(Entries from a dataset)
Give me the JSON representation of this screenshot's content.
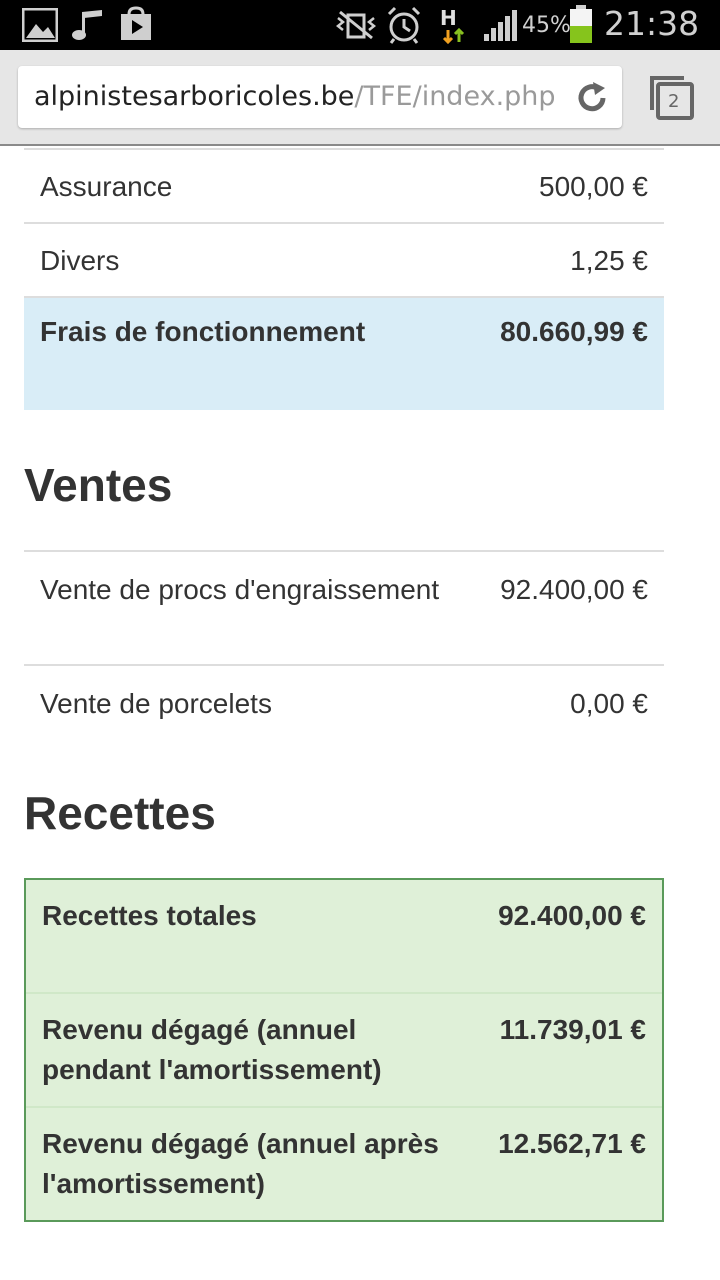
{
  "status_bar": {
    "battery_percent": "45%",
    "network_type": "H",
    "time": "21:38"
  },
  "browser": {
    "url_domain": "alpinistesarboricoles.be",
    "url_path": "/TFE/index.php",
    "tab_count": "2"
  },
  "frais": {
    "rows": [
      {
        "label": "Assurance",
        "value": "500,00 €"
      },
      {
        "label": "Divers",
        "value": "1,25 €"
      }
    ],
    "total": {
      "label": "Frais de fonctionnement",
      "value": "80.660,99 €"
    }
  },
  "ventes": {
    "heading": "Ventes",
    "rows": [
      {
        "label": "Vente de procs d'engraissement",
        "value": "92.400,00 €"
      },
      {
        "label": "Vente de porcelets",
        "value": "0,00 €"
      }
    ]
  },
  "recettes": {
    "heading": "Recettes",
    "rows": [
      {
        "label": "Recettes totales",
        "value": "92.400,00 €"
      },
      {
        "label": "Revenu dégagé (annuel pendant l'amortissement)",
        "value": "11.739,01 €"
      },
      {
        "label": "Revenu dégagé (annuel après l'amortissement)",
        "value": "12.562,71 €"
      }
    ]
  },
  "colors": {
    "total_row_bg": "#d9edf7",
    "success_row_bg": "#dff0d8",
    "success_border": "#5a9a5a"
  }
}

__What you will do__
Leaving out the pictures, repeat the data above exactly.

__Correct response__
Give me the JSON representation of this screenshot's content.
{
  "status_bar": {
    "battery_percent": "45%",
    "network_type": "H",
    "time": "21:38"
  },
  "browser": {
    "url_domain": "alpinistesarboricoles.be",
    "url_path": "/TFE/index.php",
    "tab_count": "2"
  },
  "frais": {
    "rows": [
      {
        "label": "Assurance",
        "value": "500,00 €"
      },
      {
        "label": "Divers",
        "value": "1,25 €"
      }
    ],
    "total": {
      "label": "Frais de fonctionnement",
      "value": "80.660,99 €"
    }
  },
  "ventes": {
    "heading": "Ventes",
    "rows": [
      {
        "label": "Vente de procs d'engraissement",
        "value": "92.400,00 €"
      },
      {
        "label": "Vente de porcelets",
        "value": "0,00 €"
      }
    ]
  },
  "recettes": {
    "heading": "Recettes",
    "rows": [
      {
        "label": "Recettes totales",
        "value": "92.400,00 €"
      },
      {
        "label": "Revenu dégagé (annuel pendant l'amortissement)",
        "value": "11.739,01 €"
      },
      {
        "label": "Revenu dégagé (annuel après l'amortissement)",
        "value": "12.562,71 €"
      }
    ]
  },
  "colors": {
    "total_row_bg": "#d9edf7",
    "success_row_bg": "#dff0d8",
    "success_border": "#5a9a5a"
  }
}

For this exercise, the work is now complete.